◆ **Directive**:
All lines featuring the string "type" are to be listed.

(Data entries for graphics)
━━━

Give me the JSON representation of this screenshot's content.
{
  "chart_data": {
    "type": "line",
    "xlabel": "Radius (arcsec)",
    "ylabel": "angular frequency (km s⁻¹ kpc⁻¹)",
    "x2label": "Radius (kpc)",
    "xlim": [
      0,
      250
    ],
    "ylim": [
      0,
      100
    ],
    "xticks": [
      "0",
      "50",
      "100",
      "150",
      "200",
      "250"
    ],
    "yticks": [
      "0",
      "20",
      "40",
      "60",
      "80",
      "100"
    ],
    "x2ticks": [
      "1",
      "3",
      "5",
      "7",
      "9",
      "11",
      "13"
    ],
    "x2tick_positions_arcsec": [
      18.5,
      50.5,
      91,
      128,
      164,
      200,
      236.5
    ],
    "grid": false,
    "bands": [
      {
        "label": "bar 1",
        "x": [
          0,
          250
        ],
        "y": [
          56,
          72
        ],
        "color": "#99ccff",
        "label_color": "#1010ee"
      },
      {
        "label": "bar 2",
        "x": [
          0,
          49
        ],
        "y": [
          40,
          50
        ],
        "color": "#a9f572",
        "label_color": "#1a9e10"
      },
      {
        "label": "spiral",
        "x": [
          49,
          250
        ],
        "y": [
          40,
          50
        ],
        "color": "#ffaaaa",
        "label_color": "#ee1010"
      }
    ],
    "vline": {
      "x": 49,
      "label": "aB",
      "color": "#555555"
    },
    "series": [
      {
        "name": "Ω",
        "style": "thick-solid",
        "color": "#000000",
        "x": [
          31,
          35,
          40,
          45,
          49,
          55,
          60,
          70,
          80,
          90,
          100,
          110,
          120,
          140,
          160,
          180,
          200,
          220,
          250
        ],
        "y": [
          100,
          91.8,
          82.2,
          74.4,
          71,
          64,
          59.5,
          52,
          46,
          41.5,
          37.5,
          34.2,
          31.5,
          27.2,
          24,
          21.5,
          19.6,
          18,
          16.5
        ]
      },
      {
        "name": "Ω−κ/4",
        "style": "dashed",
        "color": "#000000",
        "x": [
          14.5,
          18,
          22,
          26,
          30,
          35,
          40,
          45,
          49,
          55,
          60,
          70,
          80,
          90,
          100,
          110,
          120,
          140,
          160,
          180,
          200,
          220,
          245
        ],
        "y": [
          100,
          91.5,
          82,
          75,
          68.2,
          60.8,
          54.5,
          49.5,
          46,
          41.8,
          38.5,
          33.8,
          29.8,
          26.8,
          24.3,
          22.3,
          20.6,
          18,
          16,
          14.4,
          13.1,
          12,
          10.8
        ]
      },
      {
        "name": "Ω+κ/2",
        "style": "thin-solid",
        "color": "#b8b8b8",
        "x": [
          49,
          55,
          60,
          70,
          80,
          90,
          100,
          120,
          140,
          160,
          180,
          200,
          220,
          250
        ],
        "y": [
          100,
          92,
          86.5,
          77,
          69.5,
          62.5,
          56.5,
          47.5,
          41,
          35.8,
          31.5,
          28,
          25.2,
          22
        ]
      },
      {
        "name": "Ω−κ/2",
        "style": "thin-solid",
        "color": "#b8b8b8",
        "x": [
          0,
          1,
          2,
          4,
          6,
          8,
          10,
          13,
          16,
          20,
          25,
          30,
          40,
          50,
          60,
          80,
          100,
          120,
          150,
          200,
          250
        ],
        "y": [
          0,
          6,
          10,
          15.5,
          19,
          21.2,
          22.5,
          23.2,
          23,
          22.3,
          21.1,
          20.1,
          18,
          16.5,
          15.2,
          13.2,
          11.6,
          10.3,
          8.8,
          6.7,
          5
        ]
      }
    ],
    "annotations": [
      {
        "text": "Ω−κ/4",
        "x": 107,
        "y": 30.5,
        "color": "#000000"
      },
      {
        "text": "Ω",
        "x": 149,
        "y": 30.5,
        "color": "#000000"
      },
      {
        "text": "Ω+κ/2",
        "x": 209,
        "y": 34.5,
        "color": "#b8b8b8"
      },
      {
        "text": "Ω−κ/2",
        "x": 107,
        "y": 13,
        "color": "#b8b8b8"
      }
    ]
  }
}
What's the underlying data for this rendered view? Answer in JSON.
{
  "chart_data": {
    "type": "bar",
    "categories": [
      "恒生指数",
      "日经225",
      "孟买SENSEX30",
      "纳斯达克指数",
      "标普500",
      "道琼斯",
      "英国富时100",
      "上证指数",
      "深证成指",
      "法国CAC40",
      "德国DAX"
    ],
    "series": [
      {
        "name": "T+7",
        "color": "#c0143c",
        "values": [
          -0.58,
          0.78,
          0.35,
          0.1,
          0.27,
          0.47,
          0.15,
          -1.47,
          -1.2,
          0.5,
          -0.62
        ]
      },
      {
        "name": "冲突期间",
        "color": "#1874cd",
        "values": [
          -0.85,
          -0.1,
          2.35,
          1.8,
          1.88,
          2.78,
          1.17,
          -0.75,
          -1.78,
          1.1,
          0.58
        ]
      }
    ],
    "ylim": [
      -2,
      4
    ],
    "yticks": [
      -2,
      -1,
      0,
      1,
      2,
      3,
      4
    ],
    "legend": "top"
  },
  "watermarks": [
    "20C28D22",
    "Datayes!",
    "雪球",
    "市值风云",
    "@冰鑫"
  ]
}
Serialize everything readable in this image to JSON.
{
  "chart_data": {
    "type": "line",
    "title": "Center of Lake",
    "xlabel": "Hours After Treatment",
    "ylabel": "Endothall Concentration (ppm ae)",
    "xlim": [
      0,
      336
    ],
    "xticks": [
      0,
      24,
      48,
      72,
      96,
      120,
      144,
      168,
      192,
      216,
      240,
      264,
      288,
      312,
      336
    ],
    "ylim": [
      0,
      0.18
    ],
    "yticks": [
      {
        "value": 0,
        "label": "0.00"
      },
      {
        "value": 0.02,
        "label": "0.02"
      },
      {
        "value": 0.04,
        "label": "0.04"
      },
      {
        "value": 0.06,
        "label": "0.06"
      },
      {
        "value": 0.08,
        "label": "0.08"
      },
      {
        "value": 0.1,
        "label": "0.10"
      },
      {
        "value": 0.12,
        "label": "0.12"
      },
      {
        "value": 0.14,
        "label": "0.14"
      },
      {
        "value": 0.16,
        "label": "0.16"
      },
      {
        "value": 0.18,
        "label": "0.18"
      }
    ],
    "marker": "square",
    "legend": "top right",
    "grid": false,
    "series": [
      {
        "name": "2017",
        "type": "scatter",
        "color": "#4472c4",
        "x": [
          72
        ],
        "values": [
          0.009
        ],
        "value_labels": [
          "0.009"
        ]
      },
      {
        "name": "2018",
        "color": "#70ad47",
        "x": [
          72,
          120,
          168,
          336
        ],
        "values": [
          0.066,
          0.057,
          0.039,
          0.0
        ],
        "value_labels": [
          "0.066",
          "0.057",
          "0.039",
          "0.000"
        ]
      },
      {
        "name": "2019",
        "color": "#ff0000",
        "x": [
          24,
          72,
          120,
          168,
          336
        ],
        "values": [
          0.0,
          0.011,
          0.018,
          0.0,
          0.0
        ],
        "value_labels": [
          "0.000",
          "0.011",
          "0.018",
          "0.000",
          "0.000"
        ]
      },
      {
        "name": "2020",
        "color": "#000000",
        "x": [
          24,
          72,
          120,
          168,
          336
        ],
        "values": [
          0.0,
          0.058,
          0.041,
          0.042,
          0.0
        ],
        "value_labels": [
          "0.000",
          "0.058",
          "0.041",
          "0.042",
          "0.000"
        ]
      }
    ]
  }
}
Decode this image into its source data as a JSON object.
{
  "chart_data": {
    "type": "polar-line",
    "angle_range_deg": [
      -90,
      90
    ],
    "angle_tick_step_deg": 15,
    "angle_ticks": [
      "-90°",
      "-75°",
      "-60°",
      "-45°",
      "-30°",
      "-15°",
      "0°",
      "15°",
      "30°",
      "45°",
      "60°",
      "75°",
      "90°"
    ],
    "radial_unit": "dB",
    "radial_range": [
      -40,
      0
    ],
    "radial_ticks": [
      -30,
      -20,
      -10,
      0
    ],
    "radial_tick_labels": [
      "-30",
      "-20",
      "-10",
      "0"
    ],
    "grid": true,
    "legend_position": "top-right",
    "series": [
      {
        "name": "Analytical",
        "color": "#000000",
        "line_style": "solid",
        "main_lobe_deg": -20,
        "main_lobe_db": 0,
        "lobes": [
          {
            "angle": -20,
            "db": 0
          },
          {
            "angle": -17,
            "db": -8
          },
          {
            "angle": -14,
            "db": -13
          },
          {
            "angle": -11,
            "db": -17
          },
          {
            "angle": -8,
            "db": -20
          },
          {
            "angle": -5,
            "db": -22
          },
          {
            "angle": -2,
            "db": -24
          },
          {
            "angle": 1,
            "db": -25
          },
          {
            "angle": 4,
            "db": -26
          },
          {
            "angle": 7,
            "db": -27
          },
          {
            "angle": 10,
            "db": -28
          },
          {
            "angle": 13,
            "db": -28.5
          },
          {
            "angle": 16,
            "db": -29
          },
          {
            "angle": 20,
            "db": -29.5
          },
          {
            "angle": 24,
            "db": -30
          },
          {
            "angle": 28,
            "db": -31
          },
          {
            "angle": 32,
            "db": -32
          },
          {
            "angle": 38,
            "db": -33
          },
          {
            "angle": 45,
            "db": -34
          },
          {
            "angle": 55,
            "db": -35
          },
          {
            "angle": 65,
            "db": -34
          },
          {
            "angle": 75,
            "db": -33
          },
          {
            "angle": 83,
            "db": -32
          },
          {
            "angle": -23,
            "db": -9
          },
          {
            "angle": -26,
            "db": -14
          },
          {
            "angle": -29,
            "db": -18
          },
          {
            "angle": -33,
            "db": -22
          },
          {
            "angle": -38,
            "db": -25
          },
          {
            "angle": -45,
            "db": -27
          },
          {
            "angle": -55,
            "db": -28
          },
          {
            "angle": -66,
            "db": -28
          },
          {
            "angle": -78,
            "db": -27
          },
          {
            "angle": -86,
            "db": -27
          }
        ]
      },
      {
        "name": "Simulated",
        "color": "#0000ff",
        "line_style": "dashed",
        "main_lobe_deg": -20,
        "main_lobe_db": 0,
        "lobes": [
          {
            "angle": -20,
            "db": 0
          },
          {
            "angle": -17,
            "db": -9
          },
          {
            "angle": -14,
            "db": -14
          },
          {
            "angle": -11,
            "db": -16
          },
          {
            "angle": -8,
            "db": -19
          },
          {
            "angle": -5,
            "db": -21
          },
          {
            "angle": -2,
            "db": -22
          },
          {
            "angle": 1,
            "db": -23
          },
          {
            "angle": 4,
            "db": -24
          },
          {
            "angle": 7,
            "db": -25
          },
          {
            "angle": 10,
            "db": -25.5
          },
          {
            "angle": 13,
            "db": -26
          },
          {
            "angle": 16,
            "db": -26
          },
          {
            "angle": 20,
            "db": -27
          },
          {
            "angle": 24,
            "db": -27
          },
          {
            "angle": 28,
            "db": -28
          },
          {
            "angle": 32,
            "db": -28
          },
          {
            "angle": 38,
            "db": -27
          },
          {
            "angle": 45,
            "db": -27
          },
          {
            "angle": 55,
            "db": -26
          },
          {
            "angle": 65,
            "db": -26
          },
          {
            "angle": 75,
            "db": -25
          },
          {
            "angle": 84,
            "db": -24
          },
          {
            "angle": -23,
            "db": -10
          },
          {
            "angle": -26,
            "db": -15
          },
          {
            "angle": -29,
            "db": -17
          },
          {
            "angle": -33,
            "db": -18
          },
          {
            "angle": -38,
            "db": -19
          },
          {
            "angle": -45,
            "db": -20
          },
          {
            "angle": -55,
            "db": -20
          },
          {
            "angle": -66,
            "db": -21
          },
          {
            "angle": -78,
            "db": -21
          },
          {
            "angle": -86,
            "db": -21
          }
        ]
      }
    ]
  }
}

━━━

◆ **Task result**:
    "type": "line",
    "type": "bar",
    "type": "line",
        "type": "scatter",
    "type": "polar-line",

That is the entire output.